>> BEGIN Records to process
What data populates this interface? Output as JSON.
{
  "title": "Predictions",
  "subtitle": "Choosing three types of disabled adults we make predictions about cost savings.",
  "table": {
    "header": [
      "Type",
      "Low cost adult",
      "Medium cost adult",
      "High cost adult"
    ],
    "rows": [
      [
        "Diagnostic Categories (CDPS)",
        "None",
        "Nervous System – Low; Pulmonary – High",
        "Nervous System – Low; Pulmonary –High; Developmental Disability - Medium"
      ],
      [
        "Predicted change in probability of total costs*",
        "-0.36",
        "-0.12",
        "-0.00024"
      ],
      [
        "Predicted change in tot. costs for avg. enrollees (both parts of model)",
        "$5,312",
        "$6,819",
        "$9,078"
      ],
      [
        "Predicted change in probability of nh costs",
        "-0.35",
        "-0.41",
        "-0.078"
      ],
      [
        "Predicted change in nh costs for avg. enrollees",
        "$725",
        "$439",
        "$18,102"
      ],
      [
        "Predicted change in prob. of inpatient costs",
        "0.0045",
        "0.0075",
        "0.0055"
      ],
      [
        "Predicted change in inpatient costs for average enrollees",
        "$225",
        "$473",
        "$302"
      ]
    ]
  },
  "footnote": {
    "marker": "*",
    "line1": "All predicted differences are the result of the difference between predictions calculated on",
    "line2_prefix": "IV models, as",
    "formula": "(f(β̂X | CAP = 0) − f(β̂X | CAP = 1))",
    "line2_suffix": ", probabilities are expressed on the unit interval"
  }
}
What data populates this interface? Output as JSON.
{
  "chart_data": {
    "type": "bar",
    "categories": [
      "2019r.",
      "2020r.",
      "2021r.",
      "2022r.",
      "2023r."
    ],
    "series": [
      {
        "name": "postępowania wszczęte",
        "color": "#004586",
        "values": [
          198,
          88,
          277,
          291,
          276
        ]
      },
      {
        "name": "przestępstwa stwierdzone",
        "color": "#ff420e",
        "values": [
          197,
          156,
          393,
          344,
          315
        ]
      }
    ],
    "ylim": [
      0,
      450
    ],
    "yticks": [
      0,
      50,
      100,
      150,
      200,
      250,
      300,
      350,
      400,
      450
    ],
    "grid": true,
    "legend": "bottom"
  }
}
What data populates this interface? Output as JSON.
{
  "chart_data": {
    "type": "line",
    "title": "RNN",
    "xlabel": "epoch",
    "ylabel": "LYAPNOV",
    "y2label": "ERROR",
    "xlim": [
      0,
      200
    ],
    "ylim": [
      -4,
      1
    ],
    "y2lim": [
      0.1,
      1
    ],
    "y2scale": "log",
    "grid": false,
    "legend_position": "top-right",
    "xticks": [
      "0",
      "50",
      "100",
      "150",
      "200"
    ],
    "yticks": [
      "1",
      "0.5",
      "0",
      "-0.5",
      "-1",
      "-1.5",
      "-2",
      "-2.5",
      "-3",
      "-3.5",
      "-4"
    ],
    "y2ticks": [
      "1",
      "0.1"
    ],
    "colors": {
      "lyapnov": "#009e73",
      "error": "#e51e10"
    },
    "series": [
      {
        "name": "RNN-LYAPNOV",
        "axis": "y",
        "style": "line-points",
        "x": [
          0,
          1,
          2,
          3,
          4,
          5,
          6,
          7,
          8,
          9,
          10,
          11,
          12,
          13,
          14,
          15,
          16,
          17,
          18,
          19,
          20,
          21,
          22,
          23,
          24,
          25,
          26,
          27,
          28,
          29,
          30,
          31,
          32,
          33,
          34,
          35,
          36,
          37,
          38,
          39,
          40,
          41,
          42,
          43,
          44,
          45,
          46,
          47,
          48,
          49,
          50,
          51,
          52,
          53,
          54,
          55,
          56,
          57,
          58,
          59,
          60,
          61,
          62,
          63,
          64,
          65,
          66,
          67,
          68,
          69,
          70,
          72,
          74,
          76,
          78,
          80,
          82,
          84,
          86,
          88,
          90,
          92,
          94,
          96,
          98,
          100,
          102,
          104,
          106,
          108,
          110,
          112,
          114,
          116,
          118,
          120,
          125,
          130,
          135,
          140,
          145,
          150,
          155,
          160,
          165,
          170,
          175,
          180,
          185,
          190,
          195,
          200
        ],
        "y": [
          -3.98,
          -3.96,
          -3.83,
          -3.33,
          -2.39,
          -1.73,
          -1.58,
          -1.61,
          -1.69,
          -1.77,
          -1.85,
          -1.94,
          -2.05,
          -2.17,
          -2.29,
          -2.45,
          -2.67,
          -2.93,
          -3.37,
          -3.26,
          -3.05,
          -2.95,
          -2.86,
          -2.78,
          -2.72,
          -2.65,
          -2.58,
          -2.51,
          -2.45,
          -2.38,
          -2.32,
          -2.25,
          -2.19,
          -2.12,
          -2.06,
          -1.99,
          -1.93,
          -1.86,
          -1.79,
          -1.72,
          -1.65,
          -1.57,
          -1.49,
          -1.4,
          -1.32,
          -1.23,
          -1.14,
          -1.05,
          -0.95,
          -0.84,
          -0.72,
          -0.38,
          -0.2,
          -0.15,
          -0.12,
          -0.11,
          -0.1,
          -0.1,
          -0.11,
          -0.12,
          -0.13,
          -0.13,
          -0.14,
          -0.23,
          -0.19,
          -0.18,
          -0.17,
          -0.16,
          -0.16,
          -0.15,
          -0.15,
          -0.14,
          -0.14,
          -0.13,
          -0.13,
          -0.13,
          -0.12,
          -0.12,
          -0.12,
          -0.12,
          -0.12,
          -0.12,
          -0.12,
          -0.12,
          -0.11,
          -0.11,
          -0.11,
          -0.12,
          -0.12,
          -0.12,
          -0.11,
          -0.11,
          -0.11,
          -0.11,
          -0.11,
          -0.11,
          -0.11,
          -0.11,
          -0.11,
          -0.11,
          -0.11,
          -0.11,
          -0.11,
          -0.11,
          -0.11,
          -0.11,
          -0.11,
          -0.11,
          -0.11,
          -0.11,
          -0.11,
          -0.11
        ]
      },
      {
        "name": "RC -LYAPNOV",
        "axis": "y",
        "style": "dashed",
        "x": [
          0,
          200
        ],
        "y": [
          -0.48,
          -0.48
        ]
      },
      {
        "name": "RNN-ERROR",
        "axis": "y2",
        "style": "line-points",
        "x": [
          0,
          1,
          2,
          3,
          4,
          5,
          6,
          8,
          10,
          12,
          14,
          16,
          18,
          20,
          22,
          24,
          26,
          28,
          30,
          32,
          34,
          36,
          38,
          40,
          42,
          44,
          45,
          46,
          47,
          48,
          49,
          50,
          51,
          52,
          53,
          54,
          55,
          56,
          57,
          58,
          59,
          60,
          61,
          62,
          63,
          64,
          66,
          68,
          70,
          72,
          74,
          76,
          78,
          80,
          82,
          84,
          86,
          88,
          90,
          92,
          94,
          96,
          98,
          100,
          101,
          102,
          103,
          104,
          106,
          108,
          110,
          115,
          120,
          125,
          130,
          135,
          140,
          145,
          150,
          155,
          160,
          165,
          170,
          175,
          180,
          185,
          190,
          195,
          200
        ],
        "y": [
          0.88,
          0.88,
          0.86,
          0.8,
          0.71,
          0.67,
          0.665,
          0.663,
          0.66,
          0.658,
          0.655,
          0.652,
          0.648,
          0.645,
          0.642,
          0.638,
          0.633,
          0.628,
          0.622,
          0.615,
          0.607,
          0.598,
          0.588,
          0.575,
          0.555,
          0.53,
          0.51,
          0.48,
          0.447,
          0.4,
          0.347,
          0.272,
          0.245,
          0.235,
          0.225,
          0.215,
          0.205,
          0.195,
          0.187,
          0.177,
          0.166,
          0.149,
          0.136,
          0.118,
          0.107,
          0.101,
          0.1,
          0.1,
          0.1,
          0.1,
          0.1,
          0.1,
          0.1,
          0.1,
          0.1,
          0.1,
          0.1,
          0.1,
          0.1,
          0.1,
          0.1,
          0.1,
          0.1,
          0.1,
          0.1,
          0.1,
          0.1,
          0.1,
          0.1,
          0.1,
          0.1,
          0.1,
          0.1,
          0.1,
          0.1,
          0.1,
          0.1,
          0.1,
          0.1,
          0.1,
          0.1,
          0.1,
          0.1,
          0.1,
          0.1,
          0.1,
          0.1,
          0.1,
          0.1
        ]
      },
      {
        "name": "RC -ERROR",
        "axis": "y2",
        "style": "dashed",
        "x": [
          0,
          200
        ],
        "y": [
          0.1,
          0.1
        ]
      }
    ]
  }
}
>> END Records to process
Gather up every line in the data above that contains the word "High", copying each one.

      "High cost adult"
        "Nervous System – Low; Pulmonary – High",
        "Nervous System – Low; Pulmonary –High; Developmental Disability - Medium"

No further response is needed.